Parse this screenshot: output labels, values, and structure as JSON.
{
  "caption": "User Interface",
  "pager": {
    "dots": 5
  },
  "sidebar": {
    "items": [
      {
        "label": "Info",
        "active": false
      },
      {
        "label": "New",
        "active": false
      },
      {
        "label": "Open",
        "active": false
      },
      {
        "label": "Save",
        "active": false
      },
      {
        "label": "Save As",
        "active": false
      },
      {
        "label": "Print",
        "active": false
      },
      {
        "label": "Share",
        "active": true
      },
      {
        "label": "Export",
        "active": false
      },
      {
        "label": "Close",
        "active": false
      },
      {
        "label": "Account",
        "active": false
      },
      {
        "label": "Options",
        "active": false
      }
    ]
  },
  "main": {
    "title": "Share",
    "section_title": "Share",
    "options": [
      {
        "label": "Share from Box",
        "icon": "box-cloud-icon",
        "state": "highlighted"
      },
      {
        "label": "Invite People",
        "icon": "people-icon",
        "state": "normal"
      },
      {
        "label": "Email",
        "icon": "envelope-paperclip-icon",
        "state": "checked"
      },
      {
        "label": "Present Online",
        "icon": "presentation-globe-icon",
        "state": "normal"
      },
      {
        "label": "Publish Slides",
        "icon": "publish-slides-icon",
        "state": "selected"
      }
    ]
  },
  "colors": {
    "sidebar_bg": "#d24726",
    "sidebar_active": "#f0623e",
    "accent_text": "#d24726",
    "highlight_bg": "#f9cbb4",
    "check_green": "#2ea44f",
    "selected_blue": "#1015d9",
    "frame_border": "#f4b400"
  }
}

= = = = = = =

## Task requirements
Extract every record. Keep wording exact.

## Problem solution
Parse this screenshot: output labels, values, and structure as JSON.
{
  "caption": "User Interface",
  "pager": {
    "dots": 5
  },
  "sidebar": {
    "items": [
      {
        "label": "Info",
        "active": false
      },
      {
        "label": "New",
        "active": false
      },
      {
        "label": "Open",
        "active": false
      },
      {
        "label": "Save",
        "active": false
      },
      {
        "label": "Save As",
        "active": false
      },
      {
        "label": "Print",
        "active": false
      },
      {
        "label": "Share",
        "active": true
      },
      {
        "label": "Export",
        "active": false
      },
      {
        "label": "Close",
        "active": false
      },
      {
        "label": "Account",
        "active": false
      },
      {
        "label": "Options",
        "active": false
      }
    ]
  },
  "main": {
    "title": "Share",
    "section_title": "Share",
    "options": [
      {
        "label": "Share from Box",
        "icon": "box-cloud-icon",
        "state": "highlighted"
      },
      {
        "label": "Invite People",
        "icon": "people-icon",
        "state": "normal"
      },
      {
        "label": "Email",
        "icon": "envelope-paperclip-icon",
        "state": "checked"
      },
      {
        "label": "Present Online",
        "icon": "presentation-globe-icon",
        "state": "normal"
      },
      {
        "label": "Publish Slides",
        "icon": "publish-slides-icon",
        "state": "selected"
      }
    ]
  },
  "colors": {
    "sidebar_bg": "#d24726",
    "sidebar_active": "#f0623e",
    "accent_text": "#d24726",
    "highlight_bg": "#f9cbb4",
    "check_green": "#2ea44f",
    "selected_blue": "#1015d9",
    "frame_border": "#f4b400"
  }
}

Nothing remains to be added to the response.